Stated task:
Omit every picture and write out the rest of the records exactly.

Records for this exercise:
################
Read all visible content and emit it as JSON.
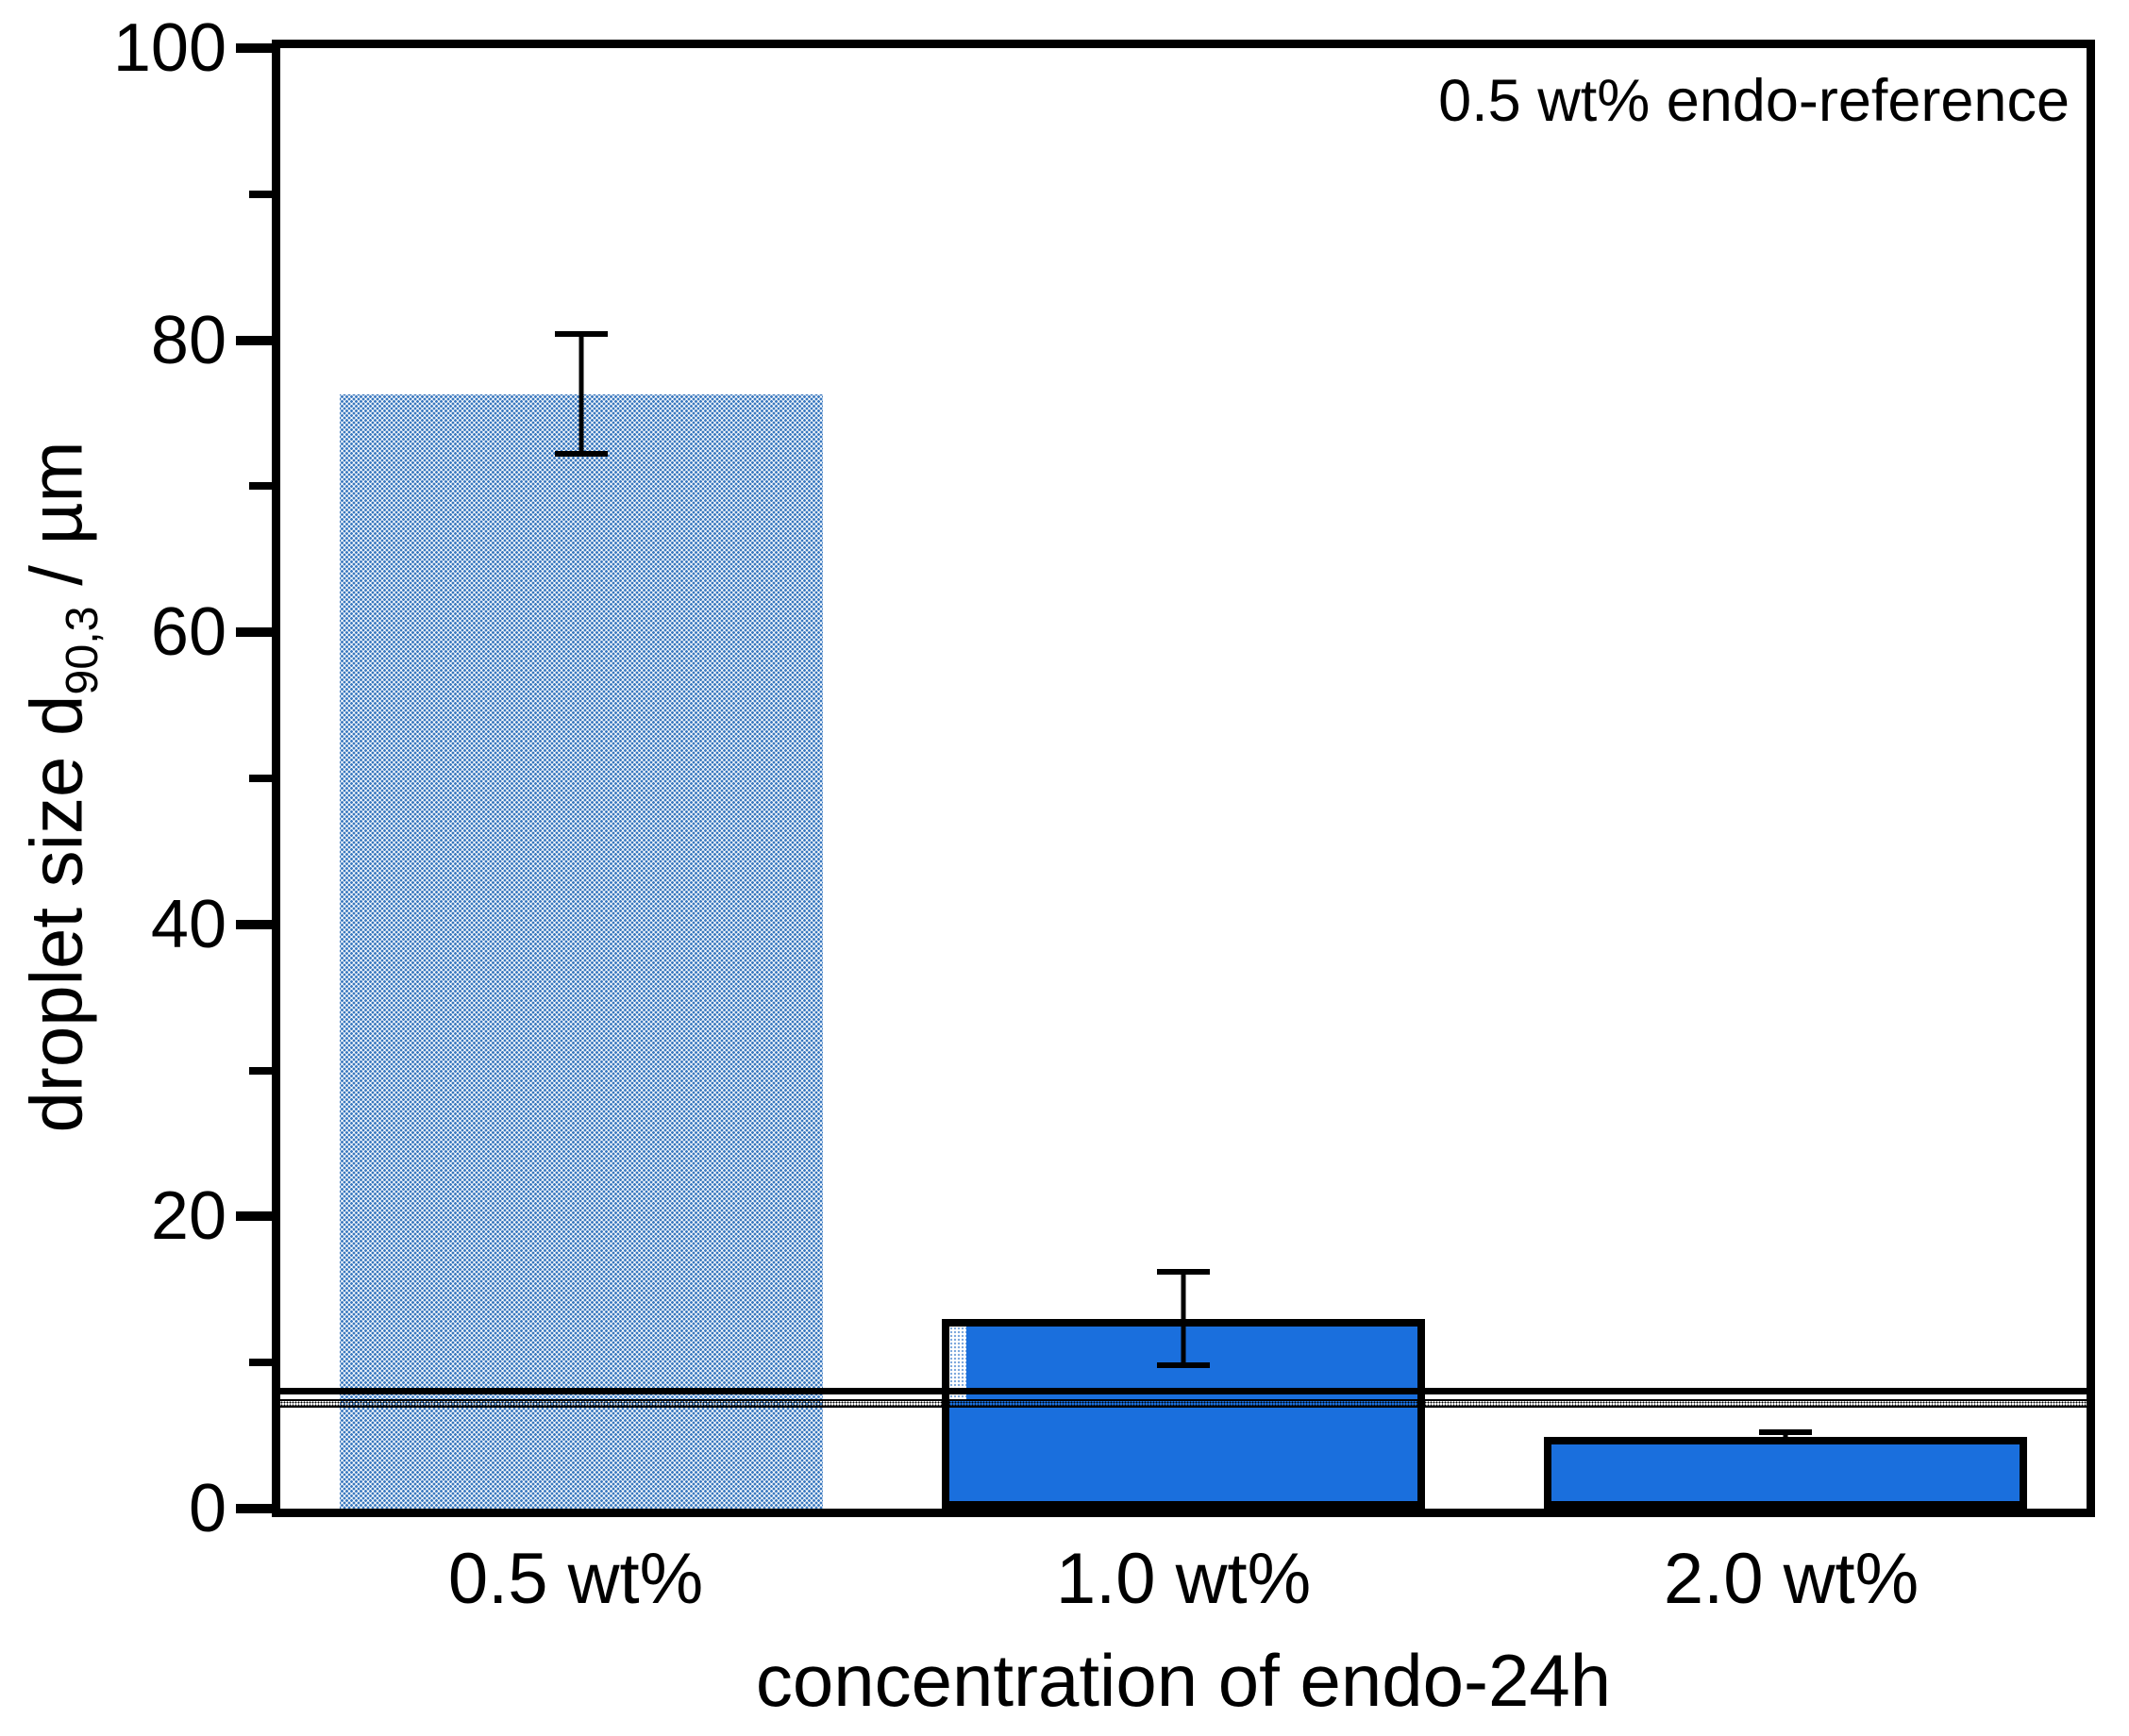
{
  "chart_data": {
    "type": "bar",
    "title": "",
    "xlabel": "concentration of endo-24h",
    "ylabel_main": "droplet size d",
    "ylabel_sub": "90,3",
    "ylabel_unit": " / µm",
    "ylabel_full": "droplet size d90,3 / µm",
    "categories": [
      "0.5 wt%",
      "1.0 wt%",
      "2.0 wt%"
    ],
    "values": [
      76.3,
      13.0,
      4.9
    ],
    "error_upper": [
      80.6,
      16.4,
      5.4
    ],
    "error_lower": [
      72.0,
      9.6,
      4.5
    ],
    "annotation": "0.5 wt% endo-reference",
    "reference_line_value": 8.0,
    "reference_band": [
      6.9,
      7.5
    ],
    "ylim": [
      0,
      100
    ],
    "yticks_major": [
      0,
      20,
      40,
      60,
      80,
      100
    ],
    "yticks_minor": [
      10,
      30,
      50,
      70,
      90
    ],
    "grid": "off",
    "legend": "none",
    "bar_styles": [
      "pattern-dotted",
      "solid",
      "solid"
    ],
    "colors": {
      "bar_solid": "#1a6fdd",
      "bar_pattern_dot": "#3b79bf",
      "axis": "#000000",
      "reference_band_dot": "#000000"
    }
  }
}
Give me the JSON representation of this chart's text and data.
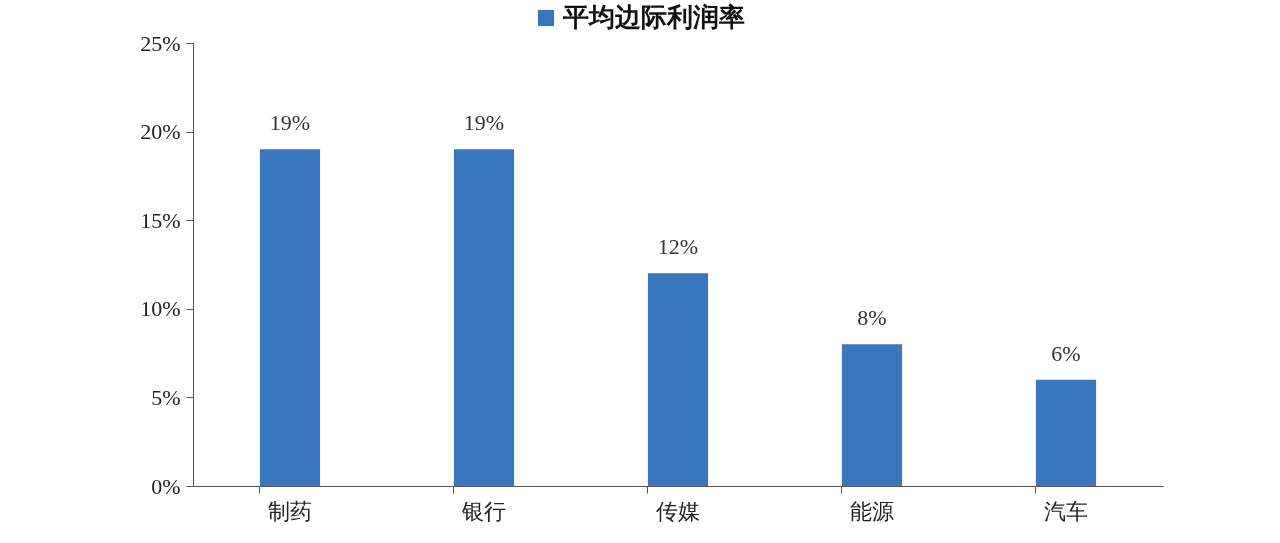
################
Exercise output:
Read all visible content and emit it as JSON.
{
  "chart_data": {
    "type": "bar",
    "title": "",
    "xlabel": "concentration of endo-24h",
    "ylabel_main": "droplet size d",
    "ylabel_sub": "90,3",
    "ylabel_unit": " / µm",
    "ylabel_full": "droplet size d90,3 / µm",
    "categories": [
      "0.5 wt%",
      "1.0 wt%",
      "2.0 wt%"
    ],
    "values": [
      76.3,
      13.0,
      4.9
    ],
    "error_upper": [
      80.6,
      16.4,
      5.4
    ],
    "error_lower": [
      72.0,
      9.6,
      4.5
    ],
    "annotation": "0.5 wt% endo-reference",
    "reference_line_value": 8.0,
    "reference_band": [
      6.9,
      7.5
    ],
    "ylim": [
      0,
      100
    ],
    "yticks_major": [
      0,
      20,
      40,
      60,
      80,
      100
    ],
    "yticks_minor": [
      10,
      30,
      50,
      70,
      90
    ],
    "grid": "off",
    "legend": "none",
    "bar_styles": [
      "pattern-dotted",
      "solid",
      "solid"
    ],
    "colors": {
      "bar_solid": "#1a6fdd",
      "bar_pattern_dot": "#3b79bf",
      "axis": "#000000",
      "reference_band_dot": "#000000"
    }
  }
}
Give me the JSON representation of this chart's text and data.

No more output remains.